» **Task prompt**
Edit the entries below by replacing every occurrence of "value-cell" with "reading-cell" and changing nothing else. Give all of the lines again, leaving out the pictures.
+++ Input material
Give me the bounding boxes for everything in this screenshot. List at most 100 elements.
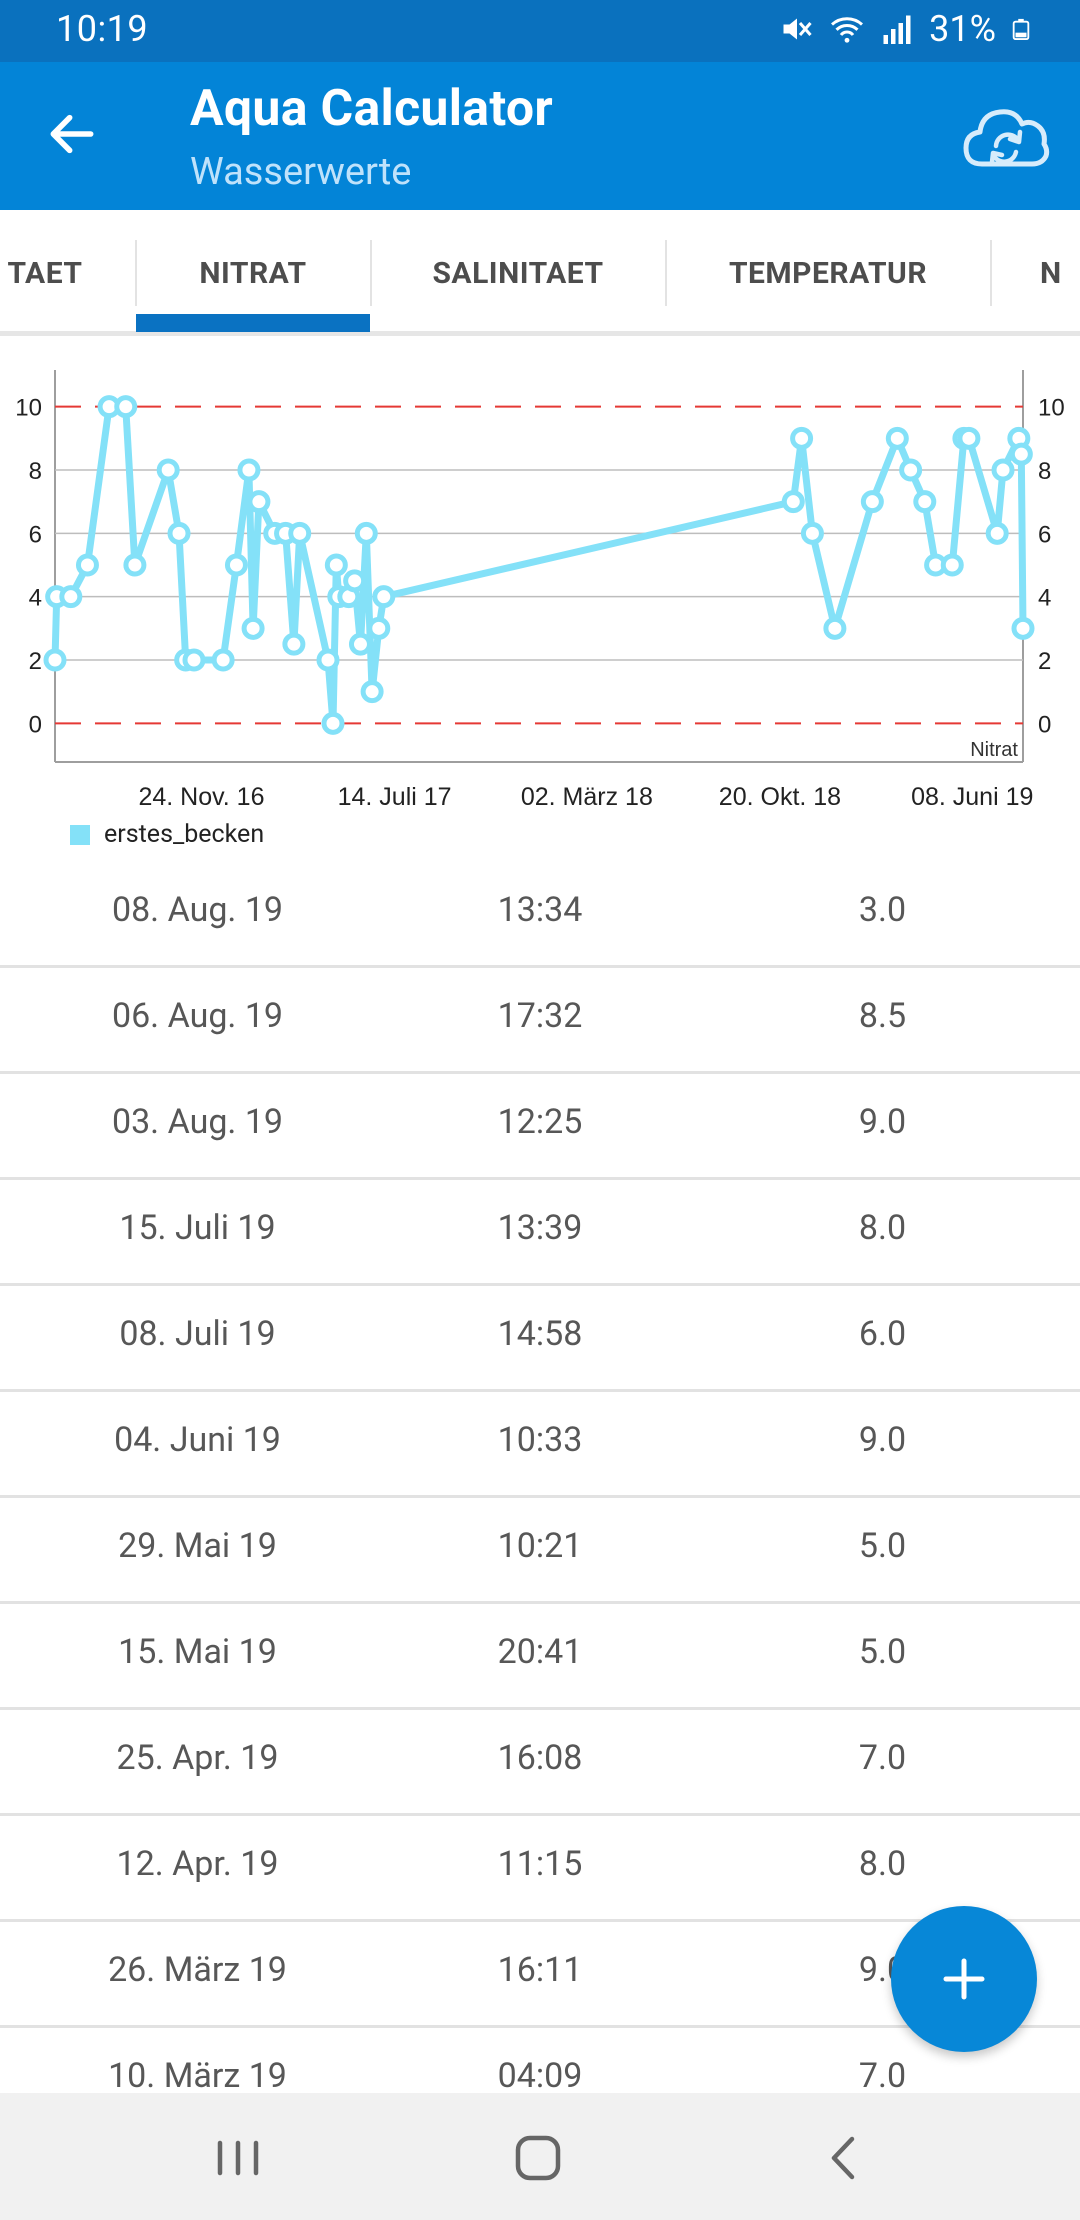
- date-cell: 15. Juli 19: [119, 1208, 276, 1248]
- date-cell: 12. Apr. 19: [116, 1844, 279, 1884]
- table-row[interactable]: 25. Apr. 19 16:08 7.0: [0, 1710, 1080, 1816]
- tab-label: NITRAT: [199, 255, 307, 291]
- legend-swatch: [70, 824, 90, 845]
- date-cell: 03. Aug. 19: [111, 1102, 284, 1142]
- data-point: [282, 632, 306, 656]
- date-cell: 25. Apr. 19: [116, 1738, 279, 1778]
- table-row[interactable]: 12. Apr. 19 11:15 8.0: [0, 1816, 1080, 1922]
- time-cell: 17:32: [497, 996, 583, 1036]
- data-point: [348, 632, 372, 656]
- table-row[interactable]: 08. Juli 19 14:58 6.0: [0, 1286, 1080, 1392]
- tab-divider: [135, 240, 137, 306]
- nitrat-chart: 0 0 2 2 4 4 6 6 8 8 10 10 24. Nov. 16 14. Juli 17 02. …: [0, 345, 1080, 865]
- data-point: [885, 426, 909, 450]
- plus-icon: [943, 1958, 985, 2000]
- time-cell: 12:25: [497, 1102, 583, 1142]
- status-bar: 10:19 31%: [0, 0, 1080, 62]
- time-cell: 10:21: [497, 1526, 583, 1566]
- y-tick-label-right: 2: [1038, 648, 1051, 675]
- tab-divider: [990, 240, 992, 306]
- value-cell: 7.0: [858, 1738, 907, 1778]
- time-cell: 14:58: [497, 1314, 583, 1354]
- table-row[interactable]: 04. Juni 19 10:33 9.0: [0, 1392, 1080, 1498]
- tab-salinitaet[interactable]: SALINITAET: [372, 210, 664, 336]
- value-cell: 8.0: [858, 1844, 907, 1884]
- y-tick-label-right: 4: [1038, 585, 1051, 612]
- data-point: [237, 458, 261, 482]
- time-cell: 13:39: [497, 1208, 583, 1248]
- add-measurement-button[interactable]: [891, 1906, 1037, 2052]
- table-row[interactable]: 08. Aug. 19 13:34 3.0: [0, 862, 1080, 968]
- table-row[interactable]: 15. Juli 19 13:39 8.0: [0, 1180, 1080, 1286]
- value-cell: 3.0: [858, 890, 907, 930]
- value-cell: 7.0: [858, 2056, 907, 2096]
- tab-nitrat[interactable]: NITRAT: [136, 210, 370, 336]
- mute-icon: [783, 18, 812, 40]
- data-point: [167, 521, 191, 545]
- wifi-icon: [831, 17, 864, 43]
- tab-divider: [665, 240, 667, 306]
- x-tick-label: 20. Okt. 18: [719, 783, 841, 811]
- battery-percentage: 31%: [929, 8, 996, 50]
- recent-apps-icon[interactable]: [208, 2129, 268, 2187]
- data-point: [59, 585, 83, 609]
- battery-icon: [1012, 18, 1030, 40]
- time-cell: 20:41: [497, 1632, 583, 1672]
- date-cell: 08. Juli 19: [119, 1314, 276, 1354]
- data-point: [790, 426, 814, 450]
- date-cell: 26. März 19: [108, 1950, 287, 1990]
- home-icon[interactable]: [508, 2129, 568, 2187]
- tab-label: N: [1040, 255, 1062, 291]
- status-icons: 31%: [779, 8, 1032, 50]
- table-row[interactable]: 06. Aug. 19 17:32 8.5: [0, 968, 1080, 1074]
- y-tick-label-right: 6: [1038, 521, 1051, 548]
- tab-divider: [370, 240, 372, 306]
- table-row[interactable]: 03. Aug. 19 12:25 9.0: [0, 1074, 1080, 1180]
- data-point: [343, 569, 367, 593]
- y-tick-label-right: 0: [1038, 711, 1051, 738]
- tab-partial[interactable]: N: [1040, 210, 1080, 336]
- tab-temperatur[interactable]: TEMPERATUR: [667, 210, 989, 336]
- status-time: 10:19: [56, 8, 149, 50]
- tab-taet[interactable]: TAET: [0, 210, 100, 336]
- data-point: [781, 490, 805, 514]
- cloud-sync-icon[interactable]: [960, 100, 1050, 174]
- data-point: [367, 616, 391, 640]
- data-point: [1009, 442, 1033, 466]
- data-point: [247, 490, 271, 514]
- data-point: [114, 395, 138, 419]
- data-point: [360, 680, 384, 704]
- y-tick-label-left: 2: [29, 648, 42, 675]
- data-point: [991, 458, 1015, 482]
- y-tick-label-left: 0: [29, 711, 42, 738]
- data-point: [940, 553, 964, 577]
- y-tick-label-left: 6: [29, 521, 42, 548]
- time-cell: 11:15: [497, 1844, 583, 1884]
- data-point: [899, 458, 923, 482]
- data-point: [324, 553, 348, 577]
- data-point: [913, 490, 937, 514]
- table-row[interactable]: 15. Mai 19 20:41 5.0: [0, 1604, 1080, 1710]
- time-cell: 16:08: [497, 1738, 583, 1778]
- date-cell: 10. März 19: [108, 2056, 287, 2096]
- tab-label: SALINITAET: [432, 255, 604, 291]
- data-point: [823, 616, 847, 640]
- time-cell: 04:09: [497, 2056, 583, 2096]
- date-cell: 08. Aug. 19: [111, 890, 284, 930]
- value-cell: 9.0: [858, 1102, 907, 1142]
- table-row[interactable]: 29. Mai 19 10:21 5.0: [0, 1498, 1080, 1604]
- value-cell: 6.0: [858, 1314, 907, 1354]
- back-arrow-icon[interactable]: [44, 106, 100, 162]
- back-icon[interactable]: [814, 2129, 874, 2187]
- x-tick-label: 08. Juni 19: [911, 783, 1033, 811]
- app-title: Aqua Calculator: [190, 80, 554, 138]
- date-cell: 06. Aug. 19: [111, 996, 284, 1036]
- time-cell: 13:34: [497, 890, 583, 930]
- data-point: [1011, 616, 1035, 640]
- data-point: [957, 426, 981, 450]
- table-row[interactable]: 26. März 19 16:11 9.0: [0, 1922, 1080, 2028]
- value-cell: 8.5: [858, 996, 907, 1036]
- chart-svg: 0 0 2 2 4 4 6 6 8 8 10 10 24. Nov. 16 14. Juli 17 02. …: [15, 370, 1065, 811]
- data-point: [211, 648, 235, 672]
- y-tick-label-right: 8: [1038, 458, 1051, 485]
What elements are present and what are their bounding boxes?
++++++
» **Result of this exercise**
Give me the bounding boxes for everything in this screenshot. List at most 100 elements.
- date-cell: 15. Juli 19: [119, 1208, 276, 1248]
- date-cell: 12. Apr. 19: [116, 1844, 279, 1884]
- table-row[interactable]: 25. Apr. 19 16:08 7.0: [0, 1710, 1080, 1816]
- tab-label: NITRAT: [199, 255, 307, 291]
- legend-swatch: [70, 824, 90, 845]
- date-cell: 03. Aug. 19: [111, 1102, 284, 1142]
- data-point: [282, 632, 306, 656]
- date-cell: 25. Apr. 19: [116, 1738, 279, 1778]
- table-row[interactable]: 12. Apr. 19 11:15 8.0: [0, 1816, 1080, 1922]
- time-cell: 17:32: [497, 996, 583, 1036]
- data-point: [348, 632, 372, 656]
- table-row[interactable]: 08. Juli 19 14:58 6.0: [0, 1286, 1080, 1392]
- tab-divider: [135, 240, 137, 306]
- nitrat-chart: 0 0 2 2 4 4 6 6 8 8 10 10 24. Nov. 16 14. Juli 17 02. …: [0, 345, 1080, 865]
- data-point: [885, 426, 909, 450]
- plus-icon: [943, 1958, 985, 2000]
- time-cell: 12:25: [497, 1102, 583, 1142]
- status-bar: 10:19 31%: [0, 0, 1080, 62]
- time-cell: 10:21: [497, 1526, 583, 1566]
- y-tick-label-right: 2: [1038, 648, 1051, 675]
- tab-divider: [990, 240, 992, 306]
- reading-cell: 7.0: [858, 1738, 907, 1778]
- time-cell: 14:58: [497, 1314, 583, 1354]
- table-row[interactable]: 04. Juni 19 10:33 9.0: [0, 1392, 1080, 1498]
- tab-salinitaet[interactable]: SALINITAET: [372, 210, 664, 336]
- reading-cell: 8.0: [858, 1844, 907, 1884]
- y-tick-label-right: 4: [1038, 585, 1051, 612]
- data-point: [237, 458, 261, 482]
- time-cell: 13:39: [497, 1208, 583, 1248]
- add-measurement-button[interactable]: [891, 1906, 1037, 2052]
- table-row[interactable]: 08. Aug. 19 13:34 3.0: [0, 862, 1080, 968]
- table-row[interactable]: 15. Juli 19 13:39 8.0: [0, 1180, 1080, 1286]
- reading-cell: 3.0: [858, 890, 907, 930]
- reading-cell: 7.0: [858, 2056, 907, 2096]
- tab-nitrat[interactable]: NITRAT: [136, 210, 370, 336]
- mute-icon: [783, 18, 812, 40]
- data-point: [167, 521, 191, 545]
- wifi-icon: [831, 17, 864, 43]
- tab-divider: [665, 240, 667, 306]
- x-tick-label: 20. Okt. 18: [719, 783, 841, 811]
- battery-percentage: 31%: [929, 8, 996, 50]
- recent-apps-icon[interactable]: [208, 2129, 268, 2187]
- data-point: [59, 585, 83, 609]
- battery-icon: [1012, 18, 1030, 40]
- time-cell: 20:41: [497, 1632, 583, 1672]
- date-cell: 08. Juli 19: [119, 1314, 276, 1354]
- data-point: [790, 426, 814, 450]
- date-cell: 26. März 19: [108, 1950, 287, 1990]
- home-icon[interactable]: [508, 2129, 568, 2187]
- tab-label: N: [1040, 255, 1062, 291]
- status-icons: 31%: [779, 8, 1032, 50]
- table-row[interactable]: 06. Aug. 19 17:32 8.5: [0, 968, 1080, 1074]
- y-tick-label-right: 6: [1038, 521, 1051, 548]
- tab-divider: [370, 240, 372, 306]
- table-row[interactable]: 03. Aug. 19 12:25 9.0: [0, 1074, 1080, 1180]
- data-point: [343, 569, 367, 593]
- y-tick-label-right: 0: [1038, 711, 1051, 738]
- tab-partial[interactable]: N: [1040, 210, 1080, 336]
- tab-temperatur[interactable]: TEMPERATUR: [667, 210, 989, 336]
- status-time: 10:19: [56, 8, 149, 50]
- tab-taet[interactable]: TAET: [0, 210, 100, 336]
- data-point: [781, 490, 805, 514]
- cloud-sync-icon[interactable]: [960, 100, 1050, 174]
- data-point: [367, 616, 391, 640]
- data-point: [1009, 442, 1033, 466]
- data-point: [247, 490, 271, 514]
- data-point: [114, 395, 138, 419]
- data-point: [360, 680, 384, 704]
- y-tick-label-left: 2: [29, 648, 42, 675]
- data-point: [991, 458, 1015, 482]
- y-tick-label-left: 0: [29, 711, 42, 738]
- data-point: [940, 553, 964, 577]
- y-tick-label-left: 6: [29, 521, 42, 548]
- time-cell: 11:15: [497, 1844, 583, 1884]
- data-point: [899, 458, 923, 482]
- data-point: [324, 553, 348, 577]
- data-point: [913, 490, 937, 514]
- table-row[interactable]: 15. Mai 19 20:41 5.0: [0, 1604, 1080, 1710]
- time-cell: 16:08: [497, 1738, 583, 1778]
- date-cell: 10. März 19: [108, 2056, 287, 2096]
- tab-label: SALINITAET: [432, 255, 604, 291]
- data-point: [823, 616, 847, 640]
- time-cell: 04:09: [497, 2056, 583, 2096]
- date-cell: 08. Aug. 19: [111, 890, 284, 930]
- reading-cell: 9.0: [858, 1102, 907, 1142]
- table-row[interactable]: 29. Mai 19 10:21 5.0: [0, 1498, 1080, 1604]
- reading-cell: 6.0: [858, 1314, 907, 1354]
- back-arrow-icon[interactable]: [44, 106, 100, 162]
- back-icon[interactable]: [814, 2129, 874, 2187]
- x-tick-label: 08. Juni 19: [911, 783, 1033, 811]
- app-title: Aqua Calculator: [190, 80, 554, 138]
- date-cell: 06. Aug. 19: [111, 996, 284, 1036]
- time-cell: 13:34: [497, 890, 583, 930]
- data-point: [1011, 616, 1035, 640]
- data-point: [957, 426, 981, 450]
- table-row[interactable]: 26. März 19 16:11 9.0: [0, 1922, 1080, 2028]
- reading-cell: 8.5: [858, 996, 907, 1036]
- chart-svg: 0 0 2 2 4 4 6 6 8 8 10 10 24. Nov. 16 14. Juli 17 02. …: [15, 370, 1065, 811]
- data-point: [211, 648, 235, 672]
- y-tick-label-right: 8: [1038, 458, 1051, 485]
What elements are present and what are their bounding boxes?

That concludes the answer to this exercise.